AVAILABLE RECORDS
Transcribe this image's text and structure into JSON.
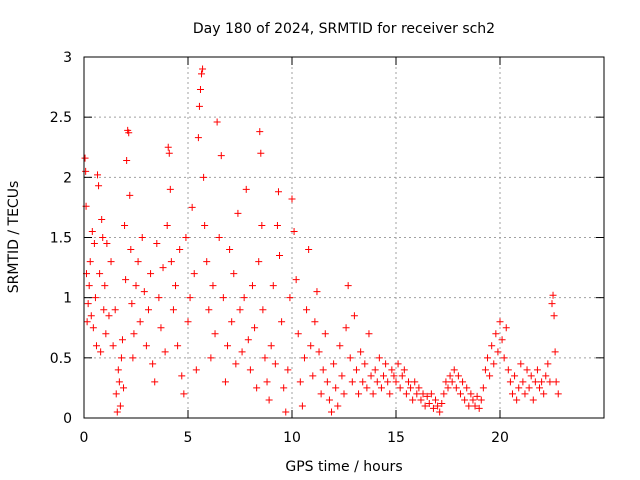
{
  "chart_data": {
    "type": "scatter",
    "title": "Day 180 of 2024, SRMTID for receiver sch2",
    "xlabel": "GPS time / hours",
    "ylabel": "SRMTID / TECUs",
    "xlim": [
      0,
      25
    ],
    "ylim": [
      0,
      3
    ],
    "xticks": [
      0,
      5,
      10,
      15,
      20
    ],
    "yticks": [
      0,
      0.5,
      1,
      1.5,
      2,
      2.5,
      3
    ],
    "xtick_labels": [
      "0",
      "5",
      "10",
      "15",
      "20"
    ],
    "ytick_labels": [
      "0",
      "0.5",
      "1",
      "1.5",
      "2",
      "2.5",
      "3"
    ],
    "grid": true,
    "marker": "plus",
    "color": "#ff0000",
    "series": [
      {
        "name": "sch2",
        "points": [
          [
            0.05,
            2.16
          ],
          [
            0.08,
            2.05
          ],
          [
            0.1,
            1.76
          ],
          [
            0.12,
            1.2
          ],
          [
            0.15,
            0.8
          ],
          [
            0.2,
            0.95
          ],
          [
            0.25,
            1.1
          ],
          [
            0.3,
            1.3
          ],
          [
            0.35,
            0.85
          ],
          [
            0.4,
            1.55
          ],
          [
            0.45,
            0.75
          ],
          [
            0.5,
            1.45
          ],
          [
            0.55,
            1.0
          ],
          [
            0.6,
            0.6
          ],
          [
            0.65,
            2.02
          ],
          [
            0.7,
            1.93
          ],
          [
            0.75,
            1.2
          ],
          [
            0.8,
            0.55
          ],
          [
            0.85,
            1.65
          ],
          [
            0.9,
            1.5
          ],
          [
            0.95,
            0.9
          ],
          [
            1.0,
            1.1
          ],
          [
            1.05,
            0.7
          ],
          [
            1.1,
            1.45
          ],
          [
            1.2,
            0.85
          ],
          [
            1.3,
            1.3
          ],
          [
            1.4,
            0.6
          ],
          [
            1.5,
            0.9
          ],
          [
            1.55,
            0.2
          ],
          [
            1.6,
            0.05
          ],
          [
            1.65,
            0.4
          ],
          [
            1.7,
            0.3
          ],
          [
            1.75,
            0.1
          ],
          [
            1.8,
            0.5
          ],
          [
            1.85,
            0.65
          ],
          [
            1.9,
            0.25
          ],
          [
            1.95,
            1.6
          ],
          [
            2.0,
            1.15
          ],
          [
            2.05,
            2.14
          ],
          [
            2.1,
            2.39
          ],
          [
            2.15,
            2.37
          ],
          [
            2.2,
            1.85
          ],
          [
            2.25,
            1.4
          ],
          [
            2.3,
            0.95
          ],
          [
            2.35,
            0.5
          ],
          [
            2.4,
            0.7
          ],
          [
            2.5,
            1.1
          ],
          [
            2.6,
            1.3
          ],
          [
            2.7,
            0.8
          ],
          [
            2.8,
            1.5
          ],
          [
            2.9,
            1.05
          ],
          [
            3.0,
            0.6
          ],
          [
            3.1,
            0.9
          ],
          [
            3.2,
            1.2
          ],
          [
            3.3,
            0.45
          ],
          [
            3.4,
            0.3
          ],
          [
            3.5,
            1.45
          ],
          [
            3.6,
            1.0
          ],
          [
            3.7,
            0.75
          ],
          [
            3.8,
            1.25
          ],
          [
            3.9,
            0.55
          ],
          [
            4.0,
            1.6
          ],
          [
            4.05,
            2.25
          ],
          [
            4.1,
            2.2
          ],
          [
            4.15,
            1.9
          ],
          [
            4.2,
            1.3
          ],
          [
            4.3,
            0.9
          ],
          [
            4.4,
            1.1
          ],
          [
            4.5,
            0.6
          ],
          [
            4.6,
            1.4
          ],
          [
            4.7,
            0.35
          ],
          [
            4.8,
            0.2
          ],
          [
            4.9,
            1.5
          ],
          [
            5.0,
            0.8
          ],
          [
            5.1,
            1.0
          ],
          [
            5.2,
            1.75
          ],
          [
            5.3,
            1.2
          ],
          [
            5.4,
            0.4
          ],
          [
            5.5,
            2.33
          ],
          [
            5.55,
            2.59
          ],
          [
            5.6,
            2.73
          ],
          [
            5.65,
            2.86
          ],
          [
            5.7,
            2.9
          ],
          [
            5.75,
            2.0
          ],
          [
            5.8,
            1.6
          ],
          [
            5.9,
            1.3
          ],
          [
            6.0,
            0.9
          ],
          [
            6.1,
            0.5
          ],
          [
            6.2,
            1.1
          ],
          [
            6.3,
            0.7
          ],
          [
            6.4,
            2.46
          ],
          [
            6.5,
            1.5
          ],
          [
            6.6,
            2.18
          ],
          [
            6.7,
            1.0
          ],
          [
            6.8,
            0.3
          ],
          [
            6.9,
            0.6
          ],
          [
            7.0,
            1.4
          ],
          [
            7.1,
            0.8
          ],
          [
            7.2,
            1.2
          ],
          [
            7.3,
            0.45
          ],
          [
            7.4,
            1.7
          ],
          [
            7.5,
            0.9
          ],
          [
            7.6,
            0.55
          ],
          [
            7.7,
            1.0
          ],
          [
            7.8,
            1.9
          ],
          [
            7.9,
            0.65
          ],
          [
            8.0,
            0.4
          ],
          [
            8.1,
            1.1
          ],
          [
            8.2,
            0.75
          ],
          [
            8.3,
            0.25
          ],
          [
            8.4,
            1.3
          ],
          [
            8.45,
            2.38
          ],
          [
            8.5,
            2.2
          ],
          [
            8.55,
            1.6
          ],
          [
            8.6,
            0.9
          ],
          [
            8.7,
            0.5
          ],
          [
            8.8,
            0.3
          ],
          [
            8.9,
            0.15
          ],
          [
            9.0,
            0.6
          ],
          [
            9.1,
            1.1
          ],
          [
            9.2,
            0.45
          ],
          [
            9.3,
            1.6
          ],
          [
            9.35,
            1.88
          ],
          [
            9.4,
            1.35
          ],
          [
            9.5,
            0.8
          ],
          [
            9.6,
            0.25
          ],
          [
            9.7,
            0.05
          ],
          [
            9.8,
            0.4
          ],
          [
            9.9,
            1.0
          ],
          [
            10.0,
            1.82
          ],
          [
            10.1,
            1.55
          ],
          [
            10.2,
            1.15
          ],
          [
            10.3,
            0.7
          ],
          [
            10.4,
            0.3
          ],
          [
            10.5,
            0.1
          ],
          [
            10.6,
            0.5
          ],
          [
            10.7,
            0.9
          ],
          [
            10.8,
            1.4
          ],
          [
            10.9,
            0.6
          ],
          [
            11.0,
            0.35
          ],
          [
            11.1,
            0.8
          ],
          [
            11.2,
            1.05
          ],
          [
            11.3,
            0.55
          ],
          [
            11.4,
            0.2
          ],
          [
            11.5,
            0.4
          ],
          [
            11.6,
            0.7
          ],
          [
            11.7,
            0.3
          ],
          [
            11.8,
            0.15
          ],
          [
            11.9,
            0.05
          ],
          [
            12.0,
            0.45
          ],
          [
            12.1,
            0.25
          ],
          [
            12.2,
            0.1
          ],
          [
            12.3,
            0.6
          ],
          [
            12.4,
            0.35
          ],
          [
            12.5,
            0.2
          ],
          [
            12.6,
            0.75
          ],
          [
            12.7,
            1.1
          ],
          [
            12.8,
            0.5
          ],
          [
            12.9,
            0.3
          ],
          [
            13.0,
            0.85
          ],
          [
            13.1,
            0.4
          ],
          [
            13.2,
            0.2
          ],
          [
            13.3,
            0.55
          ],
          [
            13.4,
            0.3
          ],
          [
            13.5,
            0.45
          ],
          [
            13.6,
            0.25
          ],
          [
            13.7,
            0.7
          ],
          [
            13.8,
            0.35
          ],
          [
            13.9,
            0.2
          ],
          [
            14.0,
            0.4
          ],
          [
            14.1,
            0.3
          ],
          [
            14.2,
            0.5
          ],
          [
            14.3,
            0.25
          ],
          [
            14.4,
            0.35
          ],
          [
            14.5,
            0.45
          ],
          [
            14.6,
            0.3
          ],
          [
            14.7,
            0.2
          ],
          [
            14.8,
            0.4
          ],
          [
            14.9,
            0.35
          ],
          [
            15.0,
            0.3
          ],
          [
            15.1,
            0.45
          ],
          [
            15.2,
            0.25
          ],
          [
            15.3,
            0.35
          ],
          [
            15.4,
            0.4
          ],
          [
            15.5,
            0.2
          ],
          [
            15.6,
            0.3
          ],
          [
            15.7,
            0.25
          ],
          [
            15.8,
            0.15
          ],
          [
            15.9,
            0.3
          ],
          [
            16.0,
            0.2
          ],
          [
            16.1,
            0.25
          ],
          [
            16.2,
            0.15
          ],
          [
            16.3,
            0.2
          ],
          [
            16.4,
            0.1
          ],
          [
            16.5,
            0.18
          ],
          [
            16.6,
            0.12
          ],
          [
            16.7,
            0.2
          ],
          [
            16.8,
            0.08
          ],
          [
            16.9,
            0.15
          ],
          [
            17.0,
            0.1
          ],
          [
            17.1,
            0.05
          ],
          [
            17.2,
            0.12
          ],
          [
            17.3,
            0.2
          ],
          [
            17.4,
            0.3
          ],
          [
            17.5,
            0.25
          ],
          [
            17.6,
            0.35
          ],
          [
            17.7,
            0.3
          ],
          [
            17.8,
            0.4
          ],
          [
            17.9,
            0.25
          ],
          [
            18.0,
            0.35
          ],
          [
            18.1,
            0.2
          ],
          [
            18.2,
            0.3
          ],
          [
            18.3,
            0.15
          ],
          [
            18.4,
            0.25
          ],
          [
            18.5,
            0.1
          ],
          [
            18.6,
            0.2
          ],
          [
            18.7,
            0.15
          ],
          [
            18.8,
            0.1
          ],
          [
            18.9,
            0.18
          ],
          [
            19.0,
            0.08
          ],
          [
            19.1,
            0.15
          ],
          [
            19.2,
            0.25
          ],
          [
            19.3,
            0.4
          ],
          [
            19.4,
            0.5
          ],
          [
            19.5,
            0.35
          ],
          [
            19.6,
            0.6
          ],
          [
            19.7,
            0.45
          ],
          [
            19.8,
            0.7
          ],
          [
            19.9,
            0.55
          ],
          [
            20.0,
            0.8
          ],
          [
            20.1,
            0.65
          ],
          [
            20.2,
            0.5
          ],
          [
            20.3,
            0.75
          ],
          [
            20.4,
            0.4
          ],
          [
            20.5,
            0.3
          ],
          [
            20.6,
            0.2
          ],
          [
            20.7,
            0.35
          ],
          [
            20.8,
            0.15
          ],
          [
            20.9,
            0.25
          ],
          [
            21.0,
            0.45
          ],
          [
            21.1,
            0.3
          ],
          [
            21.2,
            0.2
          ],
          [
            21.3,
            0.4
          ],
          [
            21.4,
            0.25
          ],
          [
            21.5,
            0.35
          ],
          [
            21.6,
            0.15
          ],
          [
            21.7,
            0.3
          ],
          [
            21.8,
            0.4
          ],
          [
            21.9,
            0.25
          ],
          [
            22.0,
            0.3
          ],
          [
            22.1,
            0.2
          ],
          [
            22.2,
            0.35
          ],
          [
            22.3,
            0.45
          ],
          [
            22.4,
            0.3
          ],
          [
            22.5,
            0.95
          ],
          [
            22.55,
            1.02
          ],
          [
            22.6,
            0.85
          ],
          [
            22.65,
            0.55
          ],
          [
            22.7,
            0.3
          ],
          [
            22.8,
            0.2
          ]
        ]
      }
    ]
  }
}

DIRECTIONS FOR THIS TASK
From the records above, how many lines include the word "SRMTID"? Only the number is wanted.

THE REPLY
2